→ **Objectives**
**A)** In the segmentation guide, what does the passage starting with "- **User Type" and going on through "the user experience." read like with "Device Type" replaced by "Hardware Type"?
**B)** Answer these about the segmentation guide:
(i) What is the guide's header?
(ii) Which three devices are listed for segmenting users by device?
(iii) What does the age group help in understanding?
**C)** According to the segmentation guide, why segment users by device type?

→ **Page**

`Visualizing Segments`

For Task 3, the goal is to develop a report that analyzes user segmentation based on demographics (e.g., age group) or behavior (e.g., returning vs. new visitors), and then suggest ways to tailor content for these segments. Here's how to approach this task:

### 1. **User Segmentation: Demographics and Behavior**

You already have the following demographic and behavioral information from your dataset:
- **Age Group**: This is important for understanding what types of content are favored by different age segments.
- **User Type (New vs. Returning)**: This helps identify how loyal or engaged users are and which content encourages them to return.

You can also extend this to:
- **Location**: Segment users based on their geographical location to understand regional preferences.
- **Device Type**: Segment users based on the device (Mobile, Desktop, Tablet) they are using to consume the content. This can provide insights into platform preferences and help optimize the user experience.

→ **Source data**
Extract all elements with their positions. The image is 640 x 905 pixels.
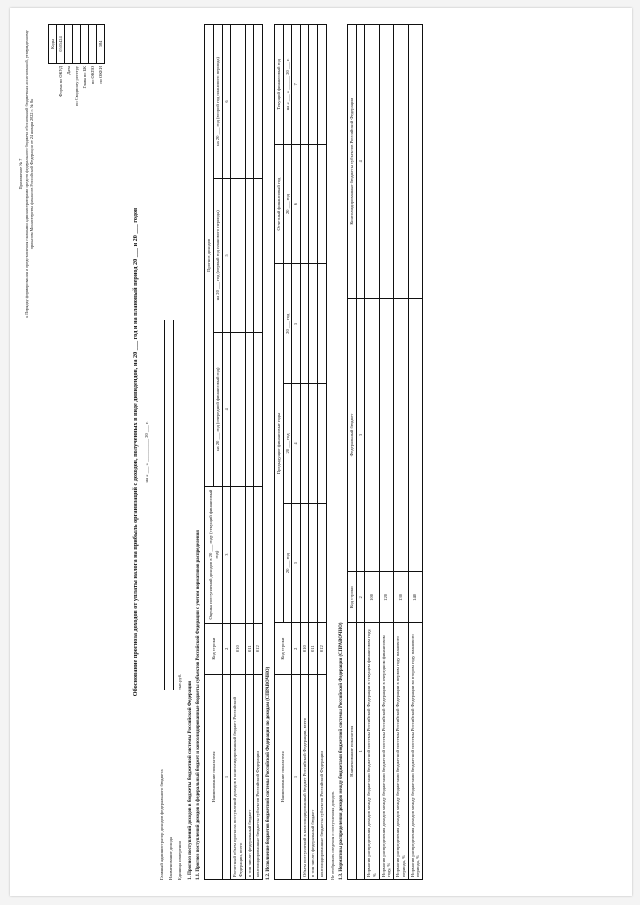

→ **Solutions below**
**A)**
- **User Type (New vs. Returning)**: This helps identify how loyal or engaged users are and which content encourages them to return.

You can also extend this to:
- **Location**: Segment users based on their geographical location to understand regional preferences.
- **Hardware Type**: Segment users based on the device (Mobile, Desktop, Tablet) they are using to consume the content. This can provide insights into platform preferences and help optimize the user experience.

**B)**
(i) Visualizing Segments
(ii) Mobile, Desktop and Tablet
(iii) What types of content are favored by different age segments

**C)** Segmenting users by the device they use to consume content can provide insights into platform preferences. It can also help optimize the user experience.